◆ Short problem ◆
Exactly as written, print each record in the listing.

## Start

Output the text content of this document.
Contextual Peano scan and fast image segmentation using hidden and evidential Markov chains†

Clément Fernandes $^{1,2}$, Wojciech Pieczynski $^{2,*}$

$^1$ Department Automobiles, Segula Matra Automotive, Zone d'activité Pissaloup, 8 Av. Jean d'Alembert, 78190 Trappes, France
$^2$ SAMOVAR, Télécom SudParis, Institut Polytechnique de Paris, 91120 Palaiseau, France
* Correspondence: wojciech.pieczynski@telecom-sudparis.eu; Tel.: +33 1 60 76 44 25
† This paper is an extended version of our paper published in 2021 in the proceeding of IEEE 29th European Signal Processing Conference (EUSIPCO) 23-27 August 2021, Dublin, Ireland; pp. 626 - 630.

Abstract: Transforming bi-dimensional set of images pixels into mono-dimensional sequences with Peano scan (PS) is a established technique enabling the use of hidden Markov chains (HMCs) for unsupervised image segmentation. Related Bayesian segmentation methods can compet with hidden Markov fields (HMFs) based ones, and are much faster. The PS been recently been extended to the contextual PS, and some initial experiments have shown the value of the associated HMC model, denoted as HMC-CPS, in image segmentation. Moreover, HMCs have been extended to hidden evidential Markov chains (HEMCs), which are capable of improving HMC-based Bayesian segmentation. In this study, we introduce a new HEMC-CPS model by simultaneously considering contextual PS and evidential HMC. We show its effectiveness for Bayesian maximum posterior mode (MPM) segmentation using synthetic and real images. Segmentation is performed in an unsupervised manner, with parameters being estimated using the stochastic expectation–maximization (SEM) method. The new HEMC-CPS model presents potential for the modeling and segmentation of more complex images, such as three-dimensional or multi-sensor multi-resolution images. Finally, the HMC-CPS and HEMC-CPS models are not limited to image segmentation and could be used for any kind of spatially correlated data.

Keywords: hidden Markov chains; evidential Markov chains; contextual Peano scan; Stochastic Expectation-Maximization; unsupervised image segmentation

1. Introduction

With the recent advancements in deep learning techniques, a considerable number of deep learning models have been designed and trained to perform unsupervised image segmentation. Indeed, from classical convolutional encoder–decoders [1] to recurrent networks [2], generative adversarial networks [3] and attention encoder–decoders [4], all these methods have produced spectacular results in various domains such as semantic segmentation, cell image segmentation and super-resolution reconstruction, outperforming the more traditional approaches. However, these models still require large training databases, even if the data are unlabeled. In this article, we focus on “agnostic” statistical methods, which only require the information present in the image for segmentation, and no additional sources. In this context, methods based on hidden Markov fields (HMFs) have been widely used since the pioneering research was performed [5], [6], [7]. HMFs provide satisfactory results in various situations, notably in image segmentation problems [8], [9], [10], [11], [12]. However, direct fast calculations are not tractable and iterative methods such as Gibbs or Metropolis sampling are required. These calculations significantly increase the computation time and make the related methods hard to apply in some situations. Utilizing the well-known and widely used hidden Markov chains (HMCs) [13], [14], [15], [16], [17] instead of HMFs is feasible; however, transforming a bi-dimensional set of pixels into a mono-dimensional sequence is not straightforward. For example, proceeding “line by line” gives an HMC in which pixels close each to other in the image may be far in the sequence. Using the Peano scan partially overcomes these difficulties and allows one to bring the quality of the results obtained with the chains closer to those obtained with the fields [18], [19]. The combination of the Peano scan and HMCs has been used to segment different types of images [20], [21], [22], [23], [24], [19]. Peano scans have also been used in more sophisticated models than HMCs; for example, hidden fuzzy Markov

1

## End

◆ Response below ◆
Output the text content of this document.
Contextual Peano scan and fast image segmentation using hidden and evidential Markov chains†

Clément Fernandes $^{1,2}$, Wojciech Pieczynski $^{2,*}$

$^1$ Department Automobiles, Segula Matra Automotive, Zone d'activité Pissaloup, 8 Av. Jean d'Alembert, 78190 Trappes, France
$^2$ SAMOVAR, Télécom SudParis, Institut Polytechnique de Paris, 91120 Palaiseau, France
* Correspondence: wojciech.pieczynski@telecom-sudparis.eu; Tel.: +33 1 60 76 44 25
† This paper is an extended version of our paper published in 2021 in the proceeding of IEEE 29th European Signal Processing Conference (EUSIPCO) 23-27 August 2021, Dublin, Ireland; pp. 626 - 630.

Abstract: Transforming bi-dimensional set of images pixels into mono-dimensional sequences with Peano scan (PS) is a established technique enabling the use of hidden Markov chains (HMCs) for unsupervised image segmentation. Related Bayesian segmentation methods can compet with hidden Markov fields (HMFs) based ones, and are much faster. The PS been recently been extended to the contextual PS, and some initial experiments have shown the value of the associated HMC model, denoted as HMC-CPS, in image segmentation. Moreover, HMCs have been extended to hidden evidential Markov chains (HEMCs), which are capable of improving HMC-based Bayesian segmentation. In this study, we introduce a new HEMC-CPS model by simultaneously considering contextual PS and evidential HMC. We show its effectiveness for Bayesian maximum posterior mode (MPM) segmentation using synthetic and real images. Segmentation is performed in an unsupervised manner, with parameters being estimated using the stochastic expectation–maximization (SEM) method. The new HEMC-CPS model presents potential for the modeling and segmentation of more complex images, such as three-dimensional or multi-sensor multi-resolution images. Finally, the HMC-CPS and HEMC-CPS models are not limited to image segmentation and could be used for any kind of spatially correlated data.

Keywords: hidden Markov chains; evidential Markov chains; contextual Peano scan; Stochastic Expectation-Maximization; unsupervised image segmentation

1. Introduction

With the recent advancements in deep learning techniques, a considerable number of deep learning models have been designed and trained to perform unsupervised image segmentation. Indeed, from classical convolutional encoder–decoders [1] to recurrent networks [2], generative adversarial networks [3] and attention encoder–decoders [4], all these methods have produced spectacular results in various domains such as semantic segmentation, cell image segmentation and super-resolution reconstruction, outperforming the more traditional approaches. However, these models still require large training databases, even if the data are unlabeled. In this article, we focus on “agnostic” statistical methods, which only require the information present in the image for segmentation, and no additional sources. In this context, methods based on hidden Markov fields (HMFs) have been widely used since the pioneering research was performed [5], [6], [7]. HMFs provide satisfactory results in various situations, notably in image segmentation problems [8], [9], [10], [11], [12]. However, direct fast calculations are not tractable and iterative methods such as Gibbs or Metropolis sampling are required. These calculations significantly increase the computation time and make the related methods hard to apply in some situations. Utilizing the well-known and widely used hidden Markov chains (HMCs) [13], [14], [15], [16], [17] instead of HMFs is feasible; however, transforming a bi-dimensional set of pixels into a mono-dimensional sequence is not straightforward. For example, proceeding “line by line” gives an HMC in which pixels close each to other in the image may be far in the sequence. Using the Peano scan partially overcomes these difficulties and allows one to bring the quality of the results obtained with the chains closer to those obtained with the fields [18], [19]. The combination of the Peano scan and HMCs has been used to segment different types of images [20], [21], [22], [23], [24], [19]. Peano scans have also been used in more sophisticated models than HMCs; for example, hidden fuzzy Markov

1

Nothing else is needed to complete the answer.